**EXERCISE REQUIREMENTS:**
Set down each line of the data below exactly as it stands, dropping the pictures.

Data records

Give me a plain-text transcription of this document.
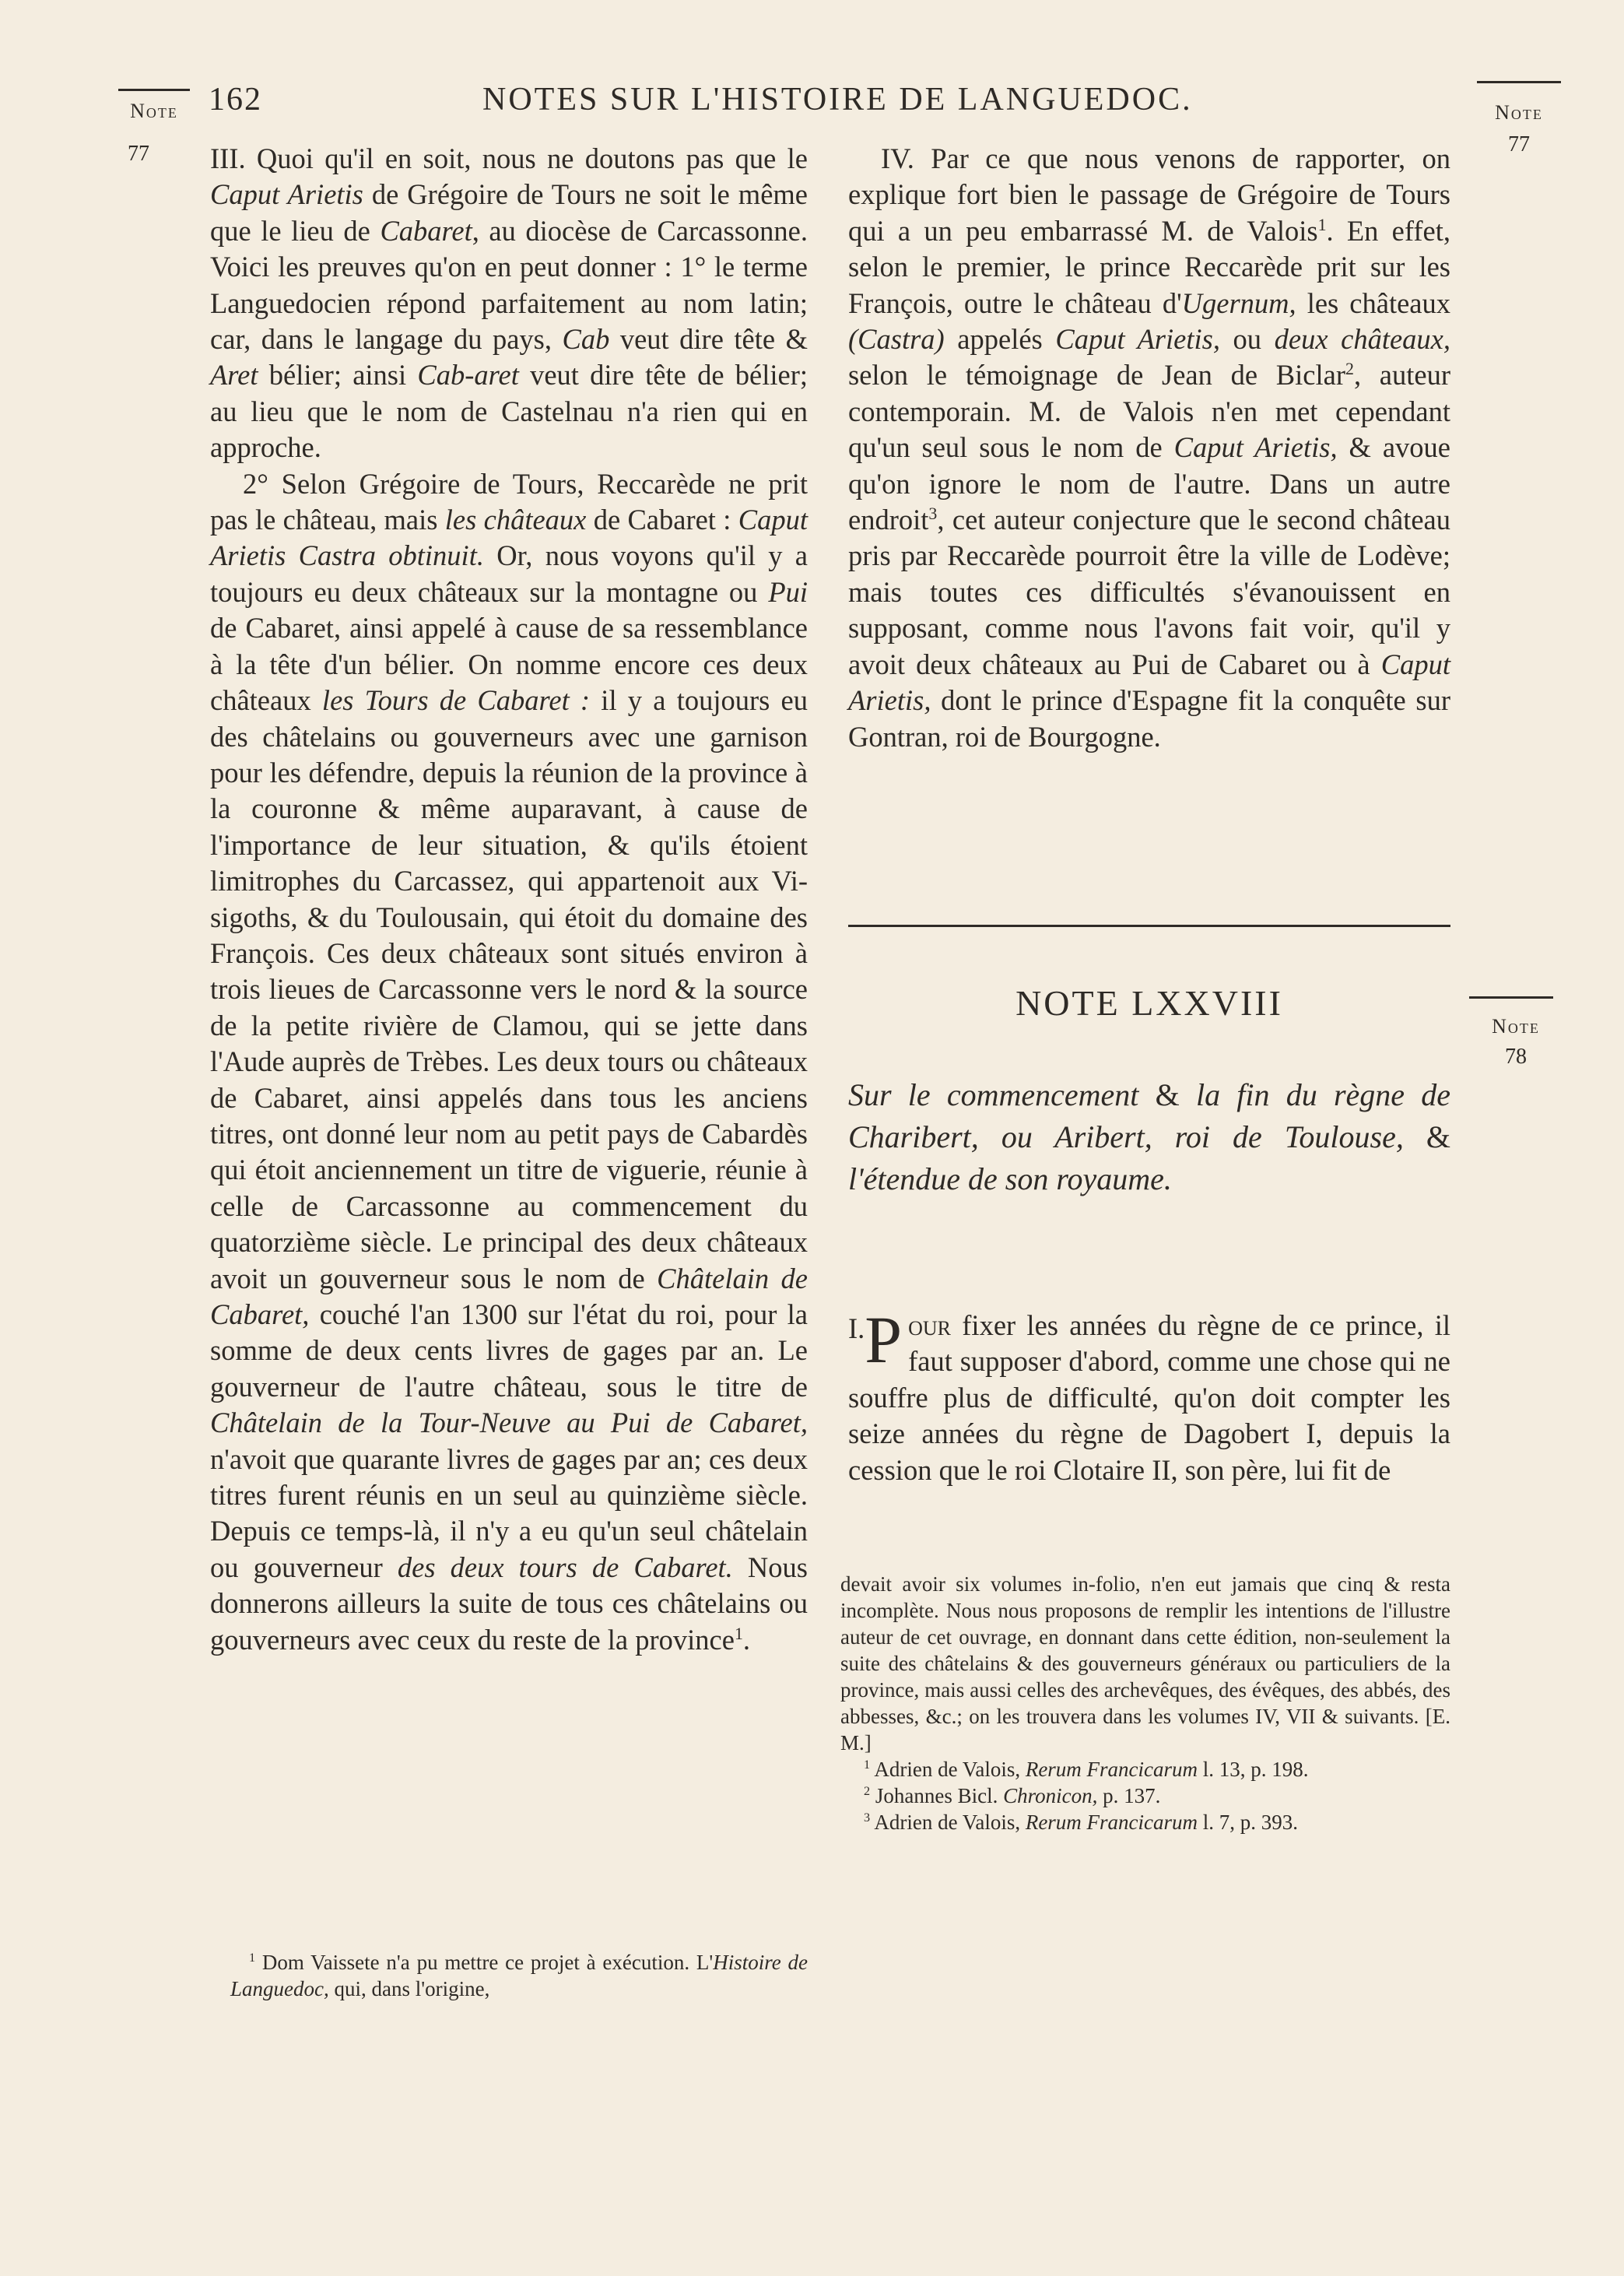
162	NOTES SUR L'HISTOIRE DE LANGUEDOC.
Note
77
Note
77
Note
78

III. Quoi qu'il en soit, nous ne doutons pas que le Caput Arietis de Grégoire de Tours ne soit le même que le lieu de Cabaret, au diocèse de Carcassonne. Voici les preuves qu'on en peut donner : 1° le terme Languedocien répond parfaitement au nom latin; car, dans le langage du pays, Cab veut dire tête & Aret bélier; ainsi Cab-aret veut dire tête de bélier; au lieu que le nom de Castelnau n'a rien qui en approche.

2° Selon Grégoire de Tours, Reccarède ne prit pas le château, mais les châteaux de Cabaret : Caput Arietis Castra obtinuit. Or, nous voyons qu'il y a toujours eu deux châteaux sur la montagne ou Pui de Cabaret, ainsi appelé à cause de sa ressemblance à la tête d'un bélier. On nomme encore ces deux châteaux les Tours de Cabaret : il y a toujours eu des châtelains ou gouverneurs avec une garnison pour les défendre, depuis la réunion de la province à la couronne & même auparavant, à cause de l'importance de leur situation, & qu'ils étoient limitrophes du Carcassez, qui appartenoit aux Visigoths, & du Toulousain, qui étoit du domaine des François. Ces deux châteaux sont situés environ à trois lieues de Carcassonne vers le nord & la source de la petite rivière de Clamou, qui se jette dans l'Aude auprès de Trèbes. Les deux tours ou châteaux de Cabaret, ainsi appelés dans tous les anciens titres, ont donné leur nom au petit pays de Cabardès qui étoit anciennement un titre de viguerie, réunie à celle de Carcassonne au commencement du quatorzième siècle. Le principal des deux châteaux avoit un gouverneur sous le nom de Châtelain de Cabaret, couché l'an 1300 sur l'état du roi, pour la somme de deux cents livres de gages par an. Le gouverneur de l'autre château, sous le titre de Châtelain de la Tour-Neuve au Pui de Cabaret, n'avoit que quarante livres de gages par an; ces deux titres furent réunis en un seul au quinzième siècle. Depuis ce temps-là, il n'y a eu qu'un seul châtelain ou gouverneur des deux tours de Cabaret. Nous donnerons ailleurs la suite de tous ces châtelains ou gouverneurs avec ceux du reste de la province$^1$.

$^1$ Dom Vaissete n'a pu mettre ce projet à exécution. L'Histoire de Languedoc, qui, dans l'origine,

IV. Par ce que nous venons de rapporter, on explique fort bien le passage de Grégoire de Tours qui a un peu embarrassé M. de Valois$^1$. En effet, selon le premier, le prince Reccarède prit sur les François, outre le château d'Ugernum, les châteaux (Castra) appelés Caput Arietis, ou deux châteaux, selon le témoignage de Jean de Biclar$^2$, auteur contemporain. M. de Valois n'en met cependant qu'un seul sous le nom de Caput Arietis, & avoue qu'on ignore le nom de l'autre. Dans un autre endroit$^3$, cet auteur conjecture que le second château pris par Reccarède pourroit être la ville de Lodève; mais toutes ces difficultés s'évanouissent en supposant, comme nous l'avons fait voir, qu'il y avoit deux châteaux au Pui de Cabaret ou à Caput Arietis, dont le prince d'Espagne fit la conquête sur Gontran, roi de Bourgogne.

NOTE LXXVIII

Sur le commencement & la fin du règne de Charibert, ou Aribert, roi de Toulouse, & l'étendue de son royaume.

I. P our fixer les années du règne de ce prince, il faut supposer d'abord, comme une chose qui ne souffre plus de difficulté, qu'on doit compter les seize années du règne de Dagobert I, depuis la cession que le roi Clotaire II, son père, lui fit de

devait avoir six volumes in-folio, n'en eut jamais que cinq & resta incomplète. Nous nous proposons de remplir les intentions de l'illustre auteur de cet ouvrage, en donnant dans cette édition, non-seulement la suite des châtelains & des gouverneurs généraux ou particuliers de la province, mais aussi celles des archevêques, des évêques, des abbés, des abbesses, &c.; on les trouvera dans les volumes IV, VII & suivants. [E. M.]

$^1$ Adrien de Valois, Rerum Francicarum l. 13, p. 198.

$^2$ Johannes Bicl. Chronicon, p. 137.

$^3$ Adrien de Valois, Rerum Francicarum l. 7, p. 393.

**SOLUTION:**
Give me a plain-text transcription of this document.
162	NOTES SUR L'HISTOIRE DE LANGUEDOC.
Note
77
Note
77
Note
78

III. Quoi qu'il en soit, nous ne doutons pas que le Caput Arietis de Grégoire de Tours ne soit le même que le lieu de Cabaret, au diocèse de Carcassonne. Voici les preuves qu'on en peut donner : 1° le terme Languedocien répond parfaitement au nom latin; car, dans le langage du pays, Cab veut dire tête & Aret bélier; ainsi Cab-aret veut dire tête de bélier; au lieu que le nom de Castelnau n'a rien qui en approche.

2° Selon Grégoire de Tours, Reccarède ne prit pas le château, mais les châteaux de Cabaret : Caput Arietis Castra obtinuit. Or, nous voyons qu'il y a toujours eu deux châteaux sur la montagne ou Pui de Cabaret, ainsi appelé à cause de sa ressemblance à la tête d'un bélier. On nomme encore ces deux châteaux les Tours de Cabaret : il y a toujours eu des châtelains ou gouverneurs avec une garnison pour les défendre, depuis la réunion de la province à la couronne & même auparavant, à cause de l'importance de leur situation, & qu'ils étoient limitrophes du Carcassez, qui appartenoit aux Visigoths, & du Toulousain, qui étoit du domaine des François. Ces deux châteaux sont situés environ à trois lieues de Carcassonne vers le nord & la source de la petite rivière de Clamou, qui se jette dans l'Aude auprès de Trèbes. Les deux tours ou châteaux de Cabaret, ainsi appelés dans tous les anciens titres, ont donné leur nom au petit pays de Cabardès qui étoit anciennement un titre de viguerie, réunie à celle de Carcassonne au commencement du quatorzième siècle. Le principal des deux châteaux avoit un gouverneur sous le nom de Châtelain de Cabaret, couché l'an 1300 sur l'état du roi, pour la somme de deux cents livres de gages par an. Le gouverneur de l'autre château, sous le titre de Châtelain de la Tour-Neuve au Pui de Cabaret, n'avoit que quarante livres de gages par an; ces deux titres furent réunis en un seul au quinzième siècle. Depuis ce temps-là, il n'y a eu qu'un seul châtelain ou gouverneur des deux tours de Cabaret. Nous donnerons ailleurs la suite de tous ces châtelains ou gouverneurs avec ceux du reste de la province$^1$.

$^1$ Dom Vaissete n'a pu mettre ce projet à exécution. L'Histoire de Languedoc, qui, dans l'origine,

IV. Par ce que nous venons de rapporter, on explique fort bien le passage de Grégoire de Tours qui a un peu embarrassé M. de Valois$^1$. En effet, selon le premier, le prince Reccarède prit sur les François, outre le château d'Ugernum, les châteaux (Castra) appelés Caput Arietis, ou deux châteaux, selon le témoignage de Jean de Biclar$^2$, auteur contemporain. M. de Valois n'en met cependant qu'un seul sous le nom de Caput Arietis, & avoue qu'on ignore le nom de l'autre. Dans un autre endroit$^3$, cet auteur conjecture que le second château pris par Reccarède pourroit être la ville de Lodève; mais toutes ces difficultés s'évanouissent en supposant, comme nous l'avons fait voir, qu'il y avoit deux châteaux au Pui de Cabaret ou à Caput Arietis, dont le prince d'Espagne fit la conquête sur Gontran, roi de Bourgogne.

NOTE LXXVIII

Sur le commencement & la fin du règne de Charibert, ou Aribert, roi de Toulouse, & l'étendue de son royaume.

I. P our fixer les années du règne de ce prince, il faut supposer d'abord, comme une chose qui ne souffre plus de difficulté, qu'on doit compter les seize années du règne de Dagobert I, depuis la cession que le roi Clotaire II, son père, lui fit de

devait avoir six volumes in-folio, n'en eut jamais que cinq & resta incomplète. Nous nous proposons de remplir les intentions de l'illustre auteur de cet ouvrage, en donnant dans cette édition, non-seulement la suite des châtelains & des gouverneurs généraux ou particuliers de la province, mais aussi celles des archevêques, des évêques, des abbés, des abbesses, &c.; on les trouvera dans les volumes IV, VII & suivants. [E. M.]

$^1$ Adrien de Valois, Rerum Francicarum l. 13, p. 198.

$^2$ Johannes Bicl. Chronicon, p. 137.

$^3$ Adrien de Valois, Rerum Francicarum l. 7, p. 393.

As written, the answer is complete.